REQUIRED TASK.
Set down the final stretch of the data, from the line that holds "What's the underlying" through the last line, both included, with pictures left out.

ENTRIES SUPPLIED.
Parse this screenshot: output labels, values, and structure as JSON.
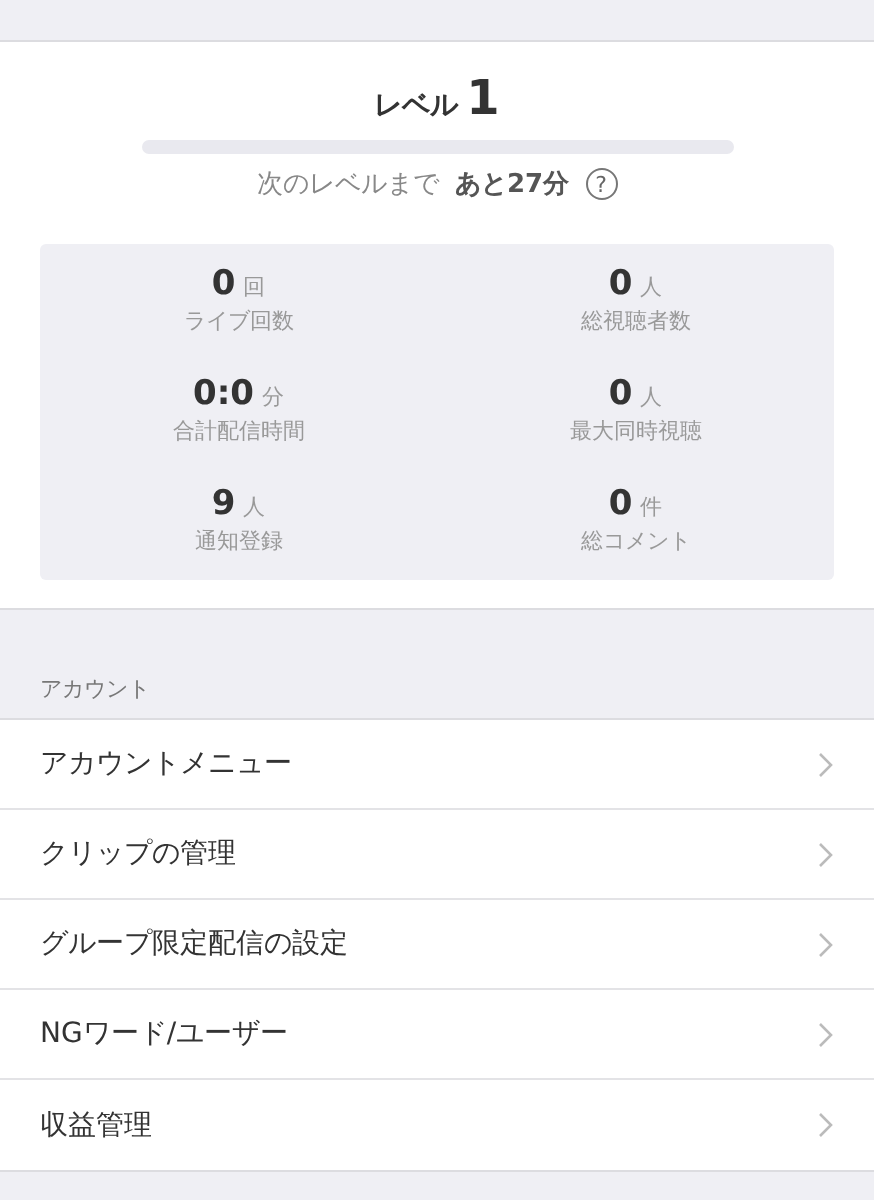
{
  "level": {
    "label": "レベル",
    "value": "1",
    "level": 0,
    "next_text": "次のレベルまで",
    "remaining": "あと27分",
    "help_icon": "?"
  },
  "stats": [
    {
      "value": "0",
      "unit": "回",
      "label": "ライブ回数"
    },
    {
      "value": "0",
      "unit": "人",
      "label": "総視聴者数"
    },
    {
      "value": "0:0",
      "unit": "分",
      "label": "合計配信時間"
    },
    {
      "value": "0",
      "unit": "人",
      "label": "最大同時視聴"
    },
    {
      "value": "9",
      "unit": "人",
      "label": "通知登録"
    },
    {
      "value": "0",
      "unit": "件",
      "label": "総コメント"
    }
  ],
  "account": {
    "heading": "アカウント",
    "items": [
      {
        "label": "アカウントメニュー"
      },
      {
        "label": "クリップの管理"
      },
      {
        "label": "グループ限定配信の設定"
      },
      {
        "label": "NGワード/ユーザー"
      },
      {
        "label": "収益管理"
      }
    ]
  }
}
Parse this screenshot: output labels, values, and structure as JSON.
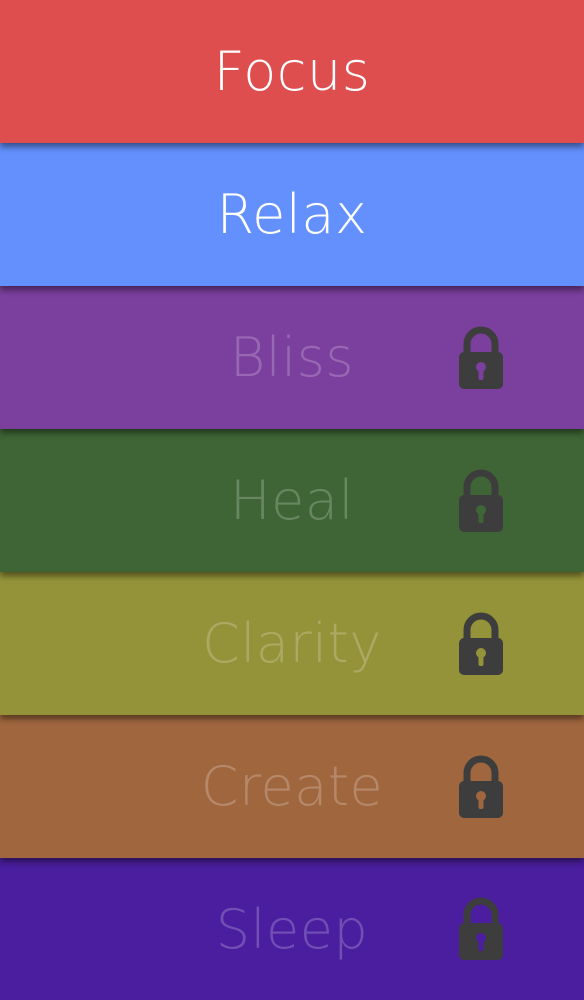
{
  "items": [
    {
      "label": "Focus",
      "color": "#de4e4e",
      "locked": false
    },
    {
      "label": "Relax",
      "color": "#6390fc",
      "locked": false
    },
    {
      "label": "Bliss",
      "color": "#7b3f9d",
      "locked": true,
      "icon": "lock-icon"
    },
    {
      "label": "Heal",
      "color": "#3f6536",
      "locked": true,
      "icon": "lock-icon"
    },
    {
      "label": "Clarity",
      "color": "#949339",
      "locked": true,
      "icon": "lock-icon"
    },
    {
      "label": "Create",
      "color": "#a0673f",
      "locked": true,
      "icon": "lock-icon"
    },
    {
      "label": "Sleep",
      "color": "#4b1e9f",
      "locked": true,
      "icon": "lock-icon"
    }
  ],
  "lock_color": "#3d3d3d"
}
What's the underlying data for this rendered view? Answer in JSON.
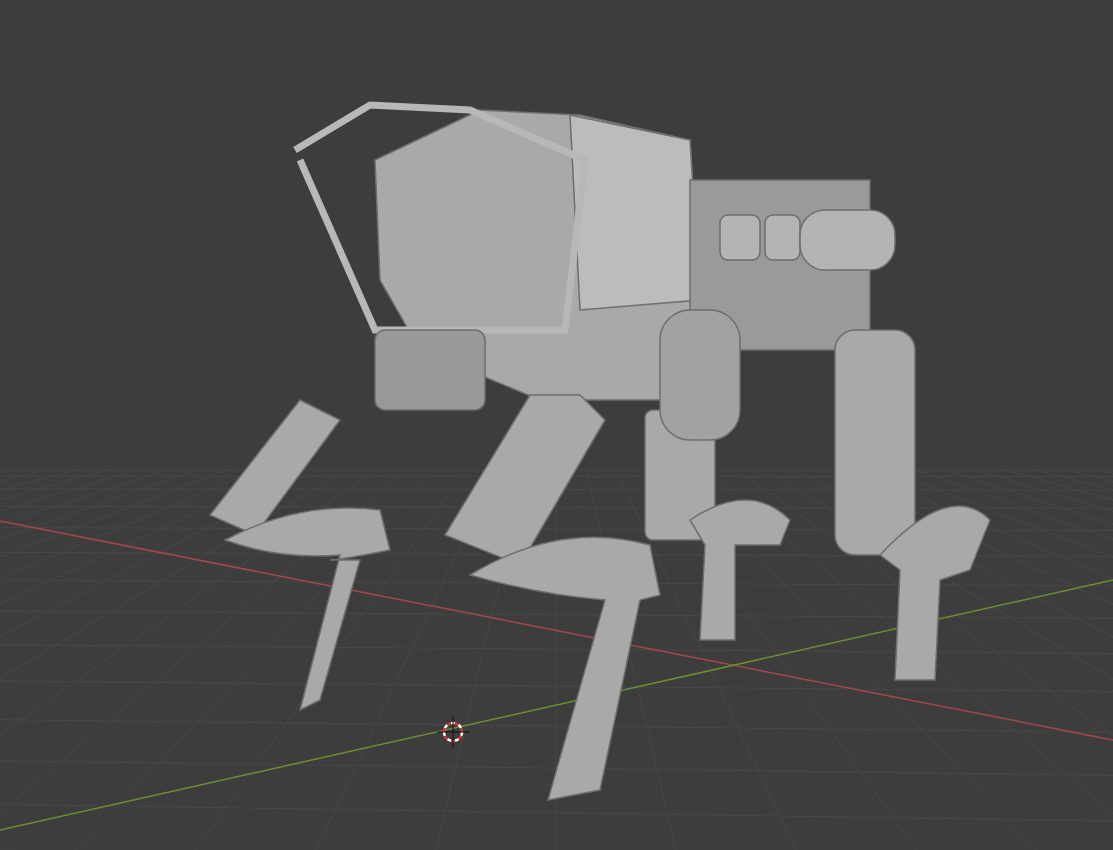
{
  "viewport": {
    "show_floor_grid": true,
    "show_axes": true,
    "show_3d_cursor": true
  }
}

WRITTEN REPLY.
What's the underlying data for this rendered view? Answer in JSON.
{
  "viewport": {
    "show_floor_grid": true,
    "show_axes": true,
    "show_3d_cursor": true
  }
}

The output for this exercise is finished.